## PROVIDED MATERIAL

--- BEGIN ---

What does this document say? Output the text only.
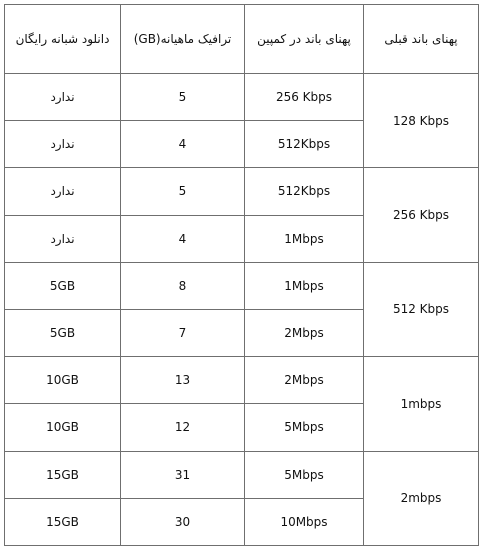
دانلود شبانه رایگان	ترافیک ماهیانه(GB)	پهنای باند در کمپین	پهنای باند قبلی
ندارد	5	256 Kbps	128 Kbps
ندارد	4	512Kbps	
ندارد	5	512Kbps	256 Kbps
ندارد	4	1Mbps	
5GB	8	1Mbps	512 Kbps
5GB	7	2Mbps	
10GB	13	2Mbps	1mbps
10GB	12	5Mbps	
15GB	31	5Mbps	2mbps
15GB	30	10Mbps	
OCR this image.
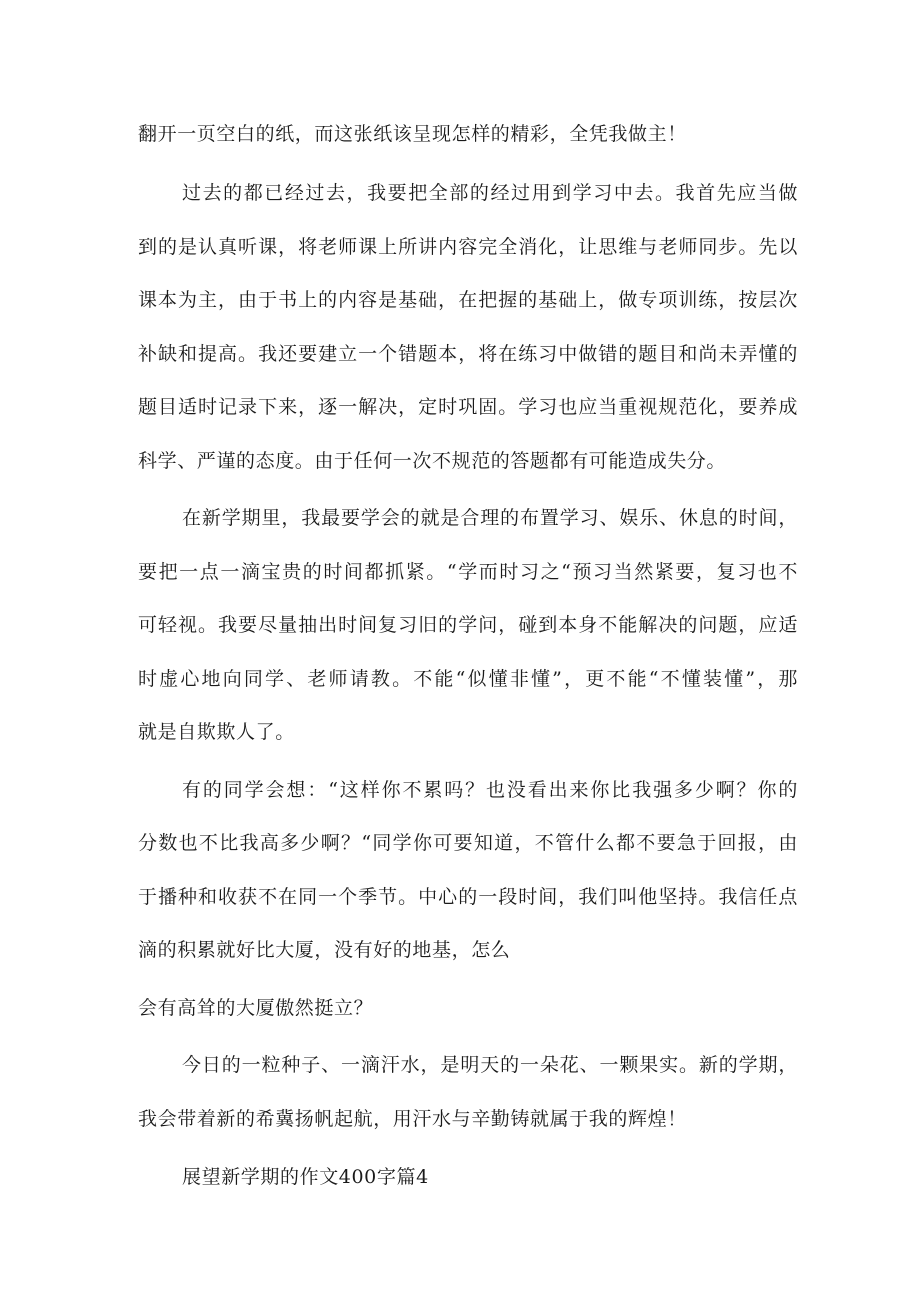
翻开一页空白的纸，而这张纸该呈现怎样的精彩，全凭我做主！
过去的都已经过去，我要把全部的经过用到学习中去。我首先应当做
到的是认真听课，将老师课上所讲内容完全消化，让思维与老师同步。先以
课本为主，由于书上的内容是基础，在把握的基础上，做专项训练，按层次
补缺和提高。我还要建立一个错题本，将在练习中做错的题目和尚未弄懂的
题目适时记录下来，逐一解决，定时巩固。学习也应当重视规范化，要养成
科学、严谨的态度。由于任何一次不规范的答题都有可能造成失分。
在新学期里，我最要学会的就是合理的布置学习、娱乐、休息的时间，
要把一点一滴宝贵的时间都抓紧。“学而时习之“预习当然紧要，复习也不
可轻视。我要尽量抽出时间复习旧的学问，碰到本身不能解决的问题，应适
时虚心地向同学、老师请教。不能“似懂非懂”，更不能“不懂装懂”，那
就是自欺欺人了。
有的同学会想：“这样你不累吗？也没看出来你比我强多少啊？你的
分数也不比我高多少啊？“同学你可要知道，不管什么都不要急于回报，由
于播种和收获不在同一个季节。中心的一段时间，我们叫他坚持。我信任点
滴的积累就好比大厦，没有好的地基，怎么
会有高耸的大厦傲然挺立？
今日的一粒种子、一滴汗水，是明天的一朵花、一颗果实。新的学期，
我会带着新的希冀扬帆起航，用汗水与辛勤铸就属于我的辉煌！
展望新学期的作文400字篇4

--- END ---
--- BEGIN ---

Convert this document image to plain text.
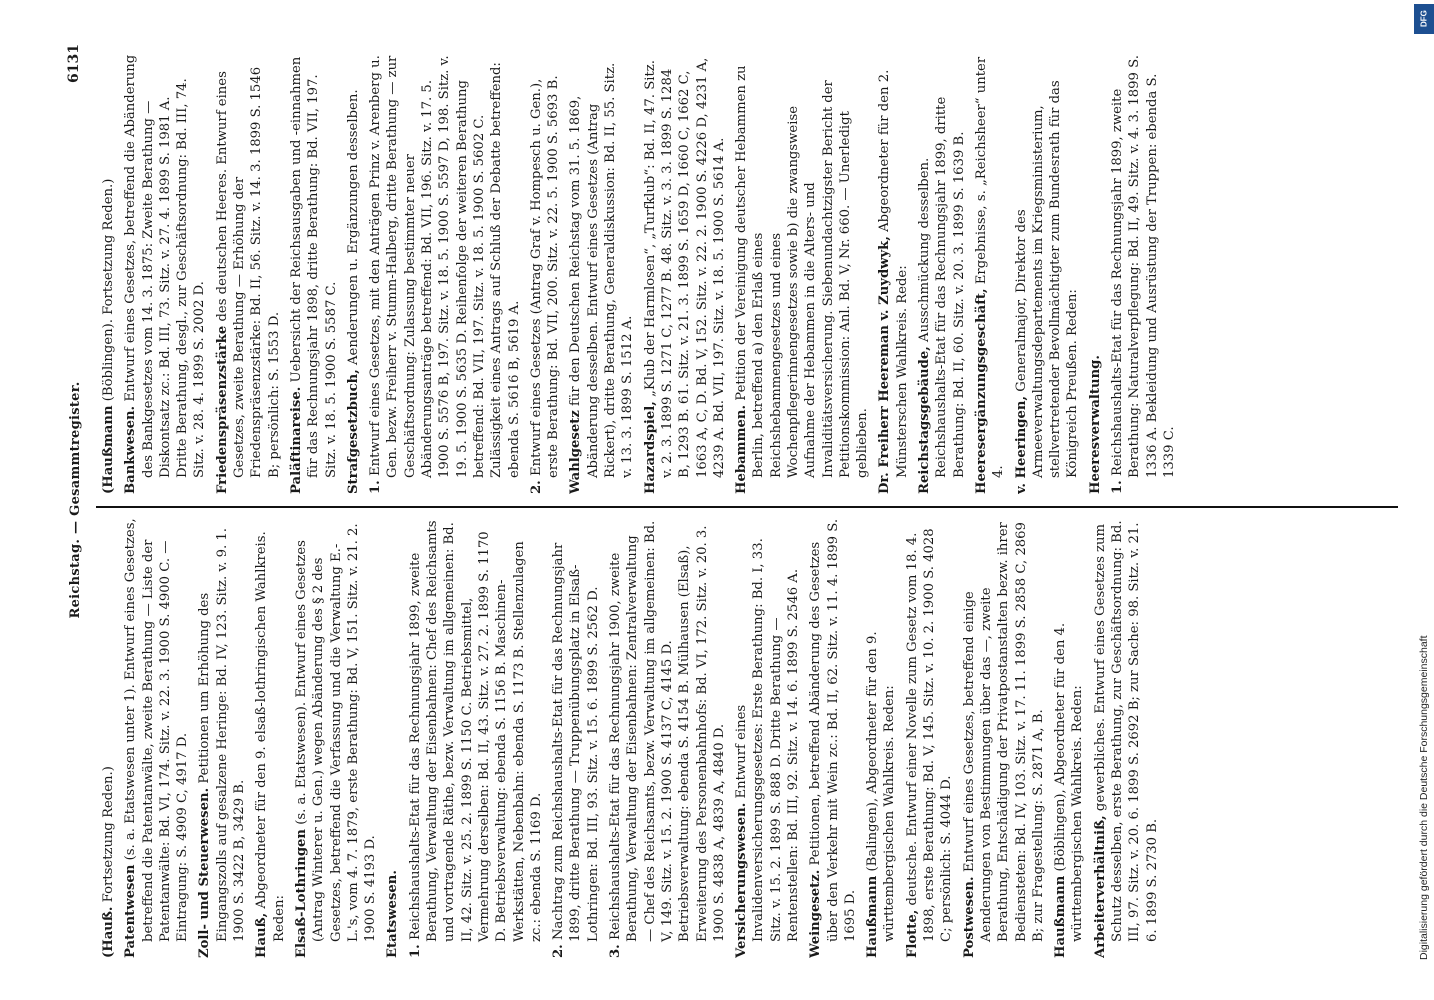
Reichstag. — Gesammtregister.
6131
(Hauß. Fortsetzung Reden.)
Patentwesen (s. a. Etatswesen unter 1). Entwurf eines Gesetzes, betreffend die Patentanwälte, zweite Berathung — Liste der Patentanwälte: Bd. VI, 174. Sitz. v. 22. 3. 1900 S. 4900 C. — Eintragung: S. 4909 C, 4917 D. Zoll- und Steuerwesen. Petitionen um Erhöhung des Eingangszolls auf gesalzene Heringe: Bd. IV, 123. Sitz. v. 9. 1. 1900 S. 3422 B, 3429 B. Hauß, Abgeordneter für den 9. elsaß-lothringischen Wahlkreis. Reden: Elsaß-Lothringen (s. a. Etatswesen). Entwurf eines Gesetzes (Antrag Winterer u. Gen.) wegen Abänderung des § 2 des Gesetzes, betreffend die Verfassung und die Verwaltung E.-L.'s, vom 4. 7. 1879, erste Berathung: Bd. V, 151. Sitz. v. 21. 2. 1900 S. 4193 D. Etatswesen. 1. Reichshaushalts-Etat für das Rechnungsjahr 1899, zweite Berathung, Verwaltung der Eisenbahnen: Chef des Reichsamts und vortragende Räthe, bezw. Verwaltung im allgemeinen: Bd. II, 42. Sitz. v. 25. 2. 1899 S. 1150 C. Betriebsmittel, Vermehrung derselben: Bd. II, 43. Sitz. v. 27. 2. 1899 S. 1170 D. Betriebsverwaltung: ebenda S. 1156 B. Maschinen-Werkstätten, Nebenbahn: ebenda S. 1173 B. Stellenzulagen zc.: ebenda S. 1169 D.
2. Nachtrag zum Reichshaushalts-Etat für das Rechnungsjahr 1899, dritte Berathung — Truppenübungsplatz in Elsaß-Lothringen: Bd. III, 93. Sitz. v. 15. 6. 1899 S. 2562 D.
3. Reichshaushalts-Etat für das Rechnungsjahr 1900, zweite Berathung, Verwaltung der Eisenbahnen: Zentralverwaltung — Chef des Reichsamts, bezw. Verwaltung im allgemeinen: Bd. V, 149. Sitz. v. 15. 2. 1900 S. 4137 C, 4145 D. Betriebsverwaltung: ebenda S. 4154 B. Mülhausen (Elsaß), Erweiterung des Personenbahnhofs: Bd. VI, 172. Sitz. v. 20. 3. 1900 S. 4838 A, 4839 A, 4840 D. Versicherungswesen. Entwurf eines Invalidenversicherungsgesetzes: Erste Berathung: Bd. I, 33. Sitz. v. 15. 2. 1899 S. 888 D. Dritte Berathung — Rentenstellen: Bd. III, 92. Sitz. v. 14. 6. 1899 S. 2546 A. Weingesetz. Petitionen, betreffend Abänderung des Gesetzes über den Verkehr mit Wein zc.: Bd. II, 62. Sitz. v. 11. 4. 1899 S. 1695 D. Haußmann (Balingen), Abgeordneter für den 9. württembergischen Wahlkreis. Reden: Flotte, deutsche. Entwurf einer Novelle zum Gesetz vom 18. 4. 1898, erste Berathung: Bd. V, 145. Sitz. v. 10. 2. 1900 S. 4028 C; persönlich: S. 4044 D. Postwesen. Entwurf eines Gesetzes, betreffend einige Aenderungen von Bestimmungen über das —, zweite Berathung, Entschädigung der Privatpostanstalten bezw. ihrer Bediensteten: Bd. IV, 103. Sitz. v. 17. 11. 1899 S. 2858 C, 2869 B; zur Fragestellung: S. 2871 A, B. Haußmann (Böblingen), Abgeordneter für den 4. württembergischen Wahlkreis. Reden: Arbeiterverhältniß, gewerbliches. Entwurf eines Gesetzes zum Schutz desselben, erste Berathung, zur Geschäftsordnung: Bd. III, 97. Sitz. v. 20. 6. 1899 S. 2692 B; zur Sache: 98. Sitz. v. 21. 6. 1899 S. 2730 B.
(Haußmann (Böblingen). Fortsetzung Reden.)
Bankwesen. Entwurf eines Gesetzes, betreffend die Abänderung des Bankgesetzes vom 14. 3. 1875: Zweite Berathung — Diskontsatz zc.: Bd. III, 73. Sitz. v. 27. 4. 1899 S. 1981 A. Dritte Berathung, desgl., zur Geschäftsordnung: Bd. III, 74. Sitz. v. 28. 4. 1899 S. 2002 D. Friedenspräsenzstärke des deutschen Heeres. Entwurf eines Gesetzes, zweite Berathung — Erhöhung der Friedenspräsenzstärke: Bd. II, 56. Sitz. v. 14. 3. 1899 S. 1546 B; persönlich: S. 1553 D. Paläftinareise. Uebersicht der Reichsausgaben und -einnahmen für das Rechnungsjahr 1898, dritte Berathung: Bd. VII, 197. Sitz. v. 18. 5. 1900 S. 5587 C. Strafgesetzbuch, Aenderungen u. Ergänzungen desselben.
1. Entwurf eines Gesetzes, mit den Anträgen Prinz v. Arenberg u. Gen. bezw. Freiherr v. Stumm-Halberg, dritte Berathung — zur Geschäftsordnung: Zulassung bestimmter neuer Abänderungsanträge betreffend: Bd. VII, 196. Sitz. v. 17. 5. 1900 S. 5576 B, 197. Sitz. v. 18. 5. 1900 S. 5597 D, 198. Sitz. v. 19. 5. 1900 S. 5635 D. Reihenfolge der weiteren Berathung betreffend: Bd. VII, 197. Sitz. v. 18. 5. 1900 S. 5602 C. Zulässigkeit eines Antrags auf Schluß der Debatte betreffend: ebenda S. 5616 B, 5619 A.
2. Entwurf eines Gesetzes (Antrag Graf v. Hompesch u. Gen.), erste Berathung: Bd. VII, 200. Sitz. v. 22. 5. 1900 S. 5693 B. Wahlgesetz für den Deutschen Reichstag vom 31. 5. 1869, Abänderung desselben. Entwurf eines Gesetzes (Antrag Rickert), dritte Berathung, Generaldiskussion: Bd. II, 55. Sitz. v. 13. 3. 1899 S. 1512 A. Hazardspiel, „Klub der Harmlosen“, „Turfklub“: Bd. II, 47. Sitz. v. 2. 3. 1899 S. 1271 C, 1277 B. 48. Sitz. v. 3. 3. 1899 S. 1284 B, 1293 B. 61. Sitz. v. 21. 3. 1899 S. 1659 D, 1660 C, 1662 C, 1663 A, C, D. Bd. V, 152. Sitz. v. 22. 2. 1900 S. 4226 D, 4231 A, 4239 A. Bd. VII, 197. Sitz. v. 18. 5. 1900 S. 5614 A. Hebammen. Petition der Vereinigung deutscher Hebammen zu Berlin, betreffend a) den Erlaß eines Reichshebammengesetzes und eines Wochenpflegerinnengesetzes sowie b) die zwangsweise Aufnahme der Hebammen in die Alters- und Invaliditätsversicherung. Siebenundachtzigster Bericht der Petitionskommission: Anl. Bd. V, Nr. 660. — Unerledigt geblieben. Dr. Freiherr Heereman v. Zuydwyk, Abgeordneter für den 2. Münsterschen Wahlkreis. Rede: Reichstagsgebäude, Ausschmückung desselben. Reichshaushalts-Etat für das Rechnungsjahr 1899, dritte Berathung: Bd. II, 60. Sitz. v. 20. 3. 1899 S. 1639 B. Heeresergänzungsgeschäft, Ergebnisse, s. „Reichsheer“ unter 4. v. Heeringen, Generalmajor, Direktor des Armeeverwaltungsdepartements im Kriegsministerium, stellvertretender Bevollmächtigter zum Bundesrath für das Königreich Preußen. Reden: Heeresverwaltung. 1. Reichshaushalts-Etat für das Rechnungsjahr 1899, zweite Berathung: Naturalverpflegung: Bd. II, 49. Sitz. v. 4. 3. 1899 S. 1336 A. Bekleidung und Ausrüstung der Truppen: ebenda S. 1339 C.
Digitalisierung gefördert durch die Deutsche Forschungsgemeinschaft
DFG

--- END ---

Pull every line containing the word "Erhöhung" out of the material.

## RESULT OF THIS TASK
Patentwesen (s. a. Etatswesen unter 1). Entwurf eines Gesetzes, betreffend die Patentanwälte, zweite Berathung — Liste der Patentanwälte: Bd. VI, 174. Sitz. v. 22. 3. 1900 S. 4900 C. — Eintragung: S. 4909 C, 4917 D. Zoll- und Steuerwesen. Petitionen um Erhöhung des Eingangszolls auf gesalzene Heringe: Bd. IV, 123. Sitz. v. 9. 1. 1900 S. 3422 B, 3429 B. Hauß, Abgeordneter für den 9. elsaß-lothringischen Wahlkreis. Reden: Elsaß-Lothringen (s. a. Etatswesen). Entwurf eines Gesetzes (Antrag Winterer u. Gen.) wegen Abänderung des § 2 des Gesetzes, betreffend die Verfassung und die Verwaltung E.-L.'s, vom 4. 7. 1879, erste Berathung: Bd. V, 151. Sitz. v. 21. 2. 1900 S. 4193 D. Etatswesen. 1. Reichshaushalts-Etat für das Rechnungsjahr 1899, zweite Berathung, Verwaltung der Eisenbahnen: Chef des Reichsamts und vortragende Räthe, bezw. Verwaltung im allgemeinen: Bd. II, 42. Sitz. v. 25. 2. 1899 S. 1150 C. Betriebsmittel, Vermehrung derselben: Bd. II, 43. Sitz. v. 27. 2. 1899 S. 1170 D. Betriebsverwaltung: ebenda S. 1156 B. Maschinen-Werkstätten, Nebenbahn: ebenda S. 1173 B. Stellenzulagen zc.: ebenda S. 1169 D.
Bankwesen. Entwurf eines Gesetzes, betreffend die Abänderung des Bankgesetzes vom 14. 3. 1875: Zweite Berathung — Diskontsatz zc.: Bd. III, 73. Sitz. v. 27. 4. 1899 S. 1981 A. Dritte Berathung, desgl., zur Geschäftsordnung: Bd. III, 74. Sitz. v. 28. 4. 1899 S. 2002 D. Friedenspräsenzstärke des deutschen Heeres. Entwurf eines Gesetzes, zweite Berathung — Erhöhung der Friedenspräsenzstärke: Bd. II, 56. Sitz. v. 14. 3. 1899 S. 1546 B; persönlich: S. 1553 D. Paläftinareise. Uebersicht der Reichsausgaben und -einnahmen für das Rechnungsjahr 1898, dritte Berathung: Bd. VII, 197. Sitz. v. 18. 5. 1900 S. 5587 C. Strafgesetzbuch, Aenderungen u. Ergänzungen desselben.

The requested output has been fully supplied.